Stored data
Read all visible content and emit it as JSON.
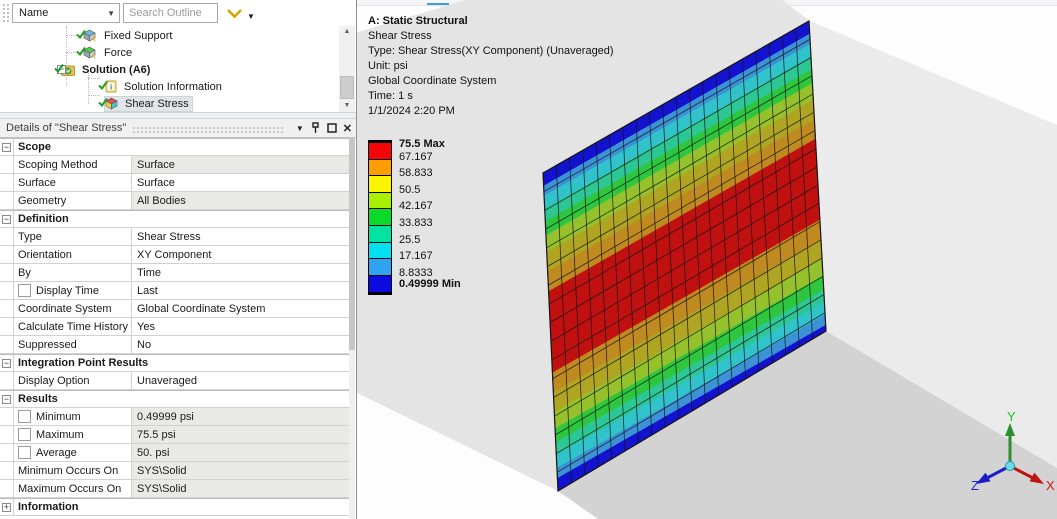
{
  "outline_toolbar": {
    "name_filter": "Name",
    "search_placeholder": "Search Outline"
  },
  "tree": {
    "items": [
      {
        "label": "Fixed Support",
        "icon": "fixed-support-icon",
        "level": 1,
        "checked": true
      },
      {
        "label": "Force",
        "icon": "force-icon",
        "level": 1,
        "checked": true
      },
      {
        "label": "Solution (A6)",
        "icon": "solution-icon",
        "level": 0,
        "bold": true,
        "expander": "minus",
        "checked": true
      },
      {
        "label": "Solution Information",
        "icon": "solution-information-icon",
        "level": 2,
        "checked": true
      },
      {
        "label": "Shear Stress",
        "icon": "result-icon",
        "level": 2,
        "selected": true,
        "checked": true
      }
    ]
  },
  "details": {
    "title": "Details of \"Shear Stress\"",
    "rows": [
      {
        "kind": "category",
        "label": "Scope",
        "expander": "minus"
      },
      {
        "kind": "prop",
        "label": "Scoping Method",
        "value": "Surface",
        "readonly": true
      },
      {
        "kind": "prop",
        "label": "Surface",
        "value": "Surface"
      },
      {
        "kind": "prop",
        "label": "Geometry",
        "value": "All Bodies",
        "readonly": true
      },
      {
        "kind": "category",
        "label": "Definition",
        "expander": "minus"
      },
      {
        "kind": "prop",
        "label": "Type",
        "value": "Shear Stress"
      },
      {
        "kind": "prop",
        "label": "Orientation",
        "value": "XY Component"
      },
      {
        "kind": "prop",
        "label": "By",
        "value": "Time"
      },
      {
        "kind": "prop",
        "label": "Display Time",
        "value": "Last",
        "checkbox": true
      },
      {
        "kind": "prop",
        "label": "Coordinate System",
        "value": "Global Coordinate System"
      },
      {
        "kind": "prop",
        "label": "Calculate Time History",
        "value": "Yes"
      },
      {
        "kind": "prop",
        "label": "Suppressed",
        "value": "No"
      },
      {
        "kind": "category",
        "label": "Integration Point Results",
        "expander": "minus"
      },
      {
        "kind": "prop",
        "label": "Display Option",
        "value": "Unaveraged"
      },
      {
        "kind": "category",
        "label": "Results",
        "expander": "minus"
      },
      {
        "kind": "prop",
        "label": "Minimum",
        "value": "0.49999 psi",
        "checkbox": true,
        "readonly": true
      },
      {
        "kind": "prop",
        "label": "Maximum",
        "value": "75.5 psi",
        "checkbox": true,
        "readonly": true
      },
      {
        "kind": "prop",
        "label": "Average",
        "value": "50. psi",
        "checkbox": true,
        "readonly": true
      },
      {
        "kind": "prop",
        "label": "Minimum Occurs On",
        "value": "SYS\\Solid",
        "readonly": true
      },
      {
        "kind": "prop",
        "label": "Maximum Occurs On",
        "value": "SYS\\Solid",
        "readonly": true
      },
      {
        "kind": "category",
        "label": "Information",
        "expander": "plus"
      }
    ],
    "header_icons": {
      "dropdown": "▼",
      "close": "✕"
    }
  },
  "viewport": {
    "annotation": [
      "A: Static Structural",
      "Shear Stress",
      "Type: Shear Stress(XY Component) (Unaveraged)",
      "Unit: psi",
      "Global Coordinate System",
      "Time: 1 s",
      "1/1/2024 2:20 PM"
    ],
    "legend": {
      "labels": [
        "75.5 Max",
        "67.167",
        "58.833",
        "50.5",
        "42.167",
        "33.833",
        "25.5",
        "17.167",
        "8.8333",
        "0.49999 Min"
      ],
      "colors": [
        "#f40606",
        "#ff9e01",
        "#fcf501",
        "#a9ef00",
        "#0bdb28",
        "#00e2a2",
        "#01dff0",
        "#2fa2f1",
        "#0a0ae1"
      ]
    },
    "plate": {
      "palette": {
        "red": "#c11010",
        "tan": "#bf8a20",
        "olive": "#b0a522",
        "ygreen": "#95c22c",
        "green": "#2dc63e",
        "mint": "#2dc795",
        "cyan": "#30c3cb",
        "sky": "#3b93d6",
        "blue": "#1313cf"
      },
      "segments": [
        {
          "color": "blue",
          "from": 0.0,
          "to": 0.04
        },
        {
          "color": "sky",
          "from": 0.04,
          "to": 0.072
        },
        {
          "color": "cyan",
          "from": 0.072,
          "to": 0.112
        },
        {
          "color": "mint",
          "from": 0.112,
          "to": 0.152
        },
        {
          "color": "green",
          "from": 0.152,
          "to": 0.196
        },
        {
          "color": "ygreen",
          "from": 0.196,
          "to": 0.248
        },
        {
          "color": "olive",
          "from": 0.248,
          "to": 0.31
        },
        {
          "color": "tan",
          "from": 0.31,
          "to": 0.372
        },
        {
          "color": "red",
          "from": 0.372,
          "to": 0.628
        },
        {
          "color": "tan",
          "from": 0.628,
          "to": 0.69
        },
        {
          "color": "olive",
          "from": 0.69,
          "to": 0.752
        },
        {
          "color": "ygreen",
          "from": 0.752,
          "to": 0.804
        },
        {
          "color": "green",
          "from": 0.804,
          "to": 0.848
        },
        {
          "color": "mint",
          "from": 0.848,
          "to": 0.888
        },
        {
          "color": "cyan",
          "from": 0.888,
          "to": 0.928
        },
        {
          "color": "sky",
          "from": 0.928,
          "to": 0.96
        },
        {
          "color": "blue",
          "from": 0.96,
          "to": 1.0
        }
      ]
    },
    "triad": {
      "x": {
        "label": "X",
        "color": "#e01212"
      },
      "y": {
        "label": "Y",
        "color": "#12c212"
      },
      "z": {
        "label": "Z",
        "color": "#2222e0"
      }
    },
    "block_colors": {
      "left_face": "#e4e4e4",
      "right_face": "#ebebeb",
      "floor": "#d3d3d3"
    },
    "accent_blue": "#3f9ddb"
  }
}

TASK INSTRUCTIONS:
Filter the entries above down to the lines containing the word "Unaveraged".

RESPONSE:
        "value": "Unaveraged"
      "Type: Shear Stress(XY Component) (Unaveraged)",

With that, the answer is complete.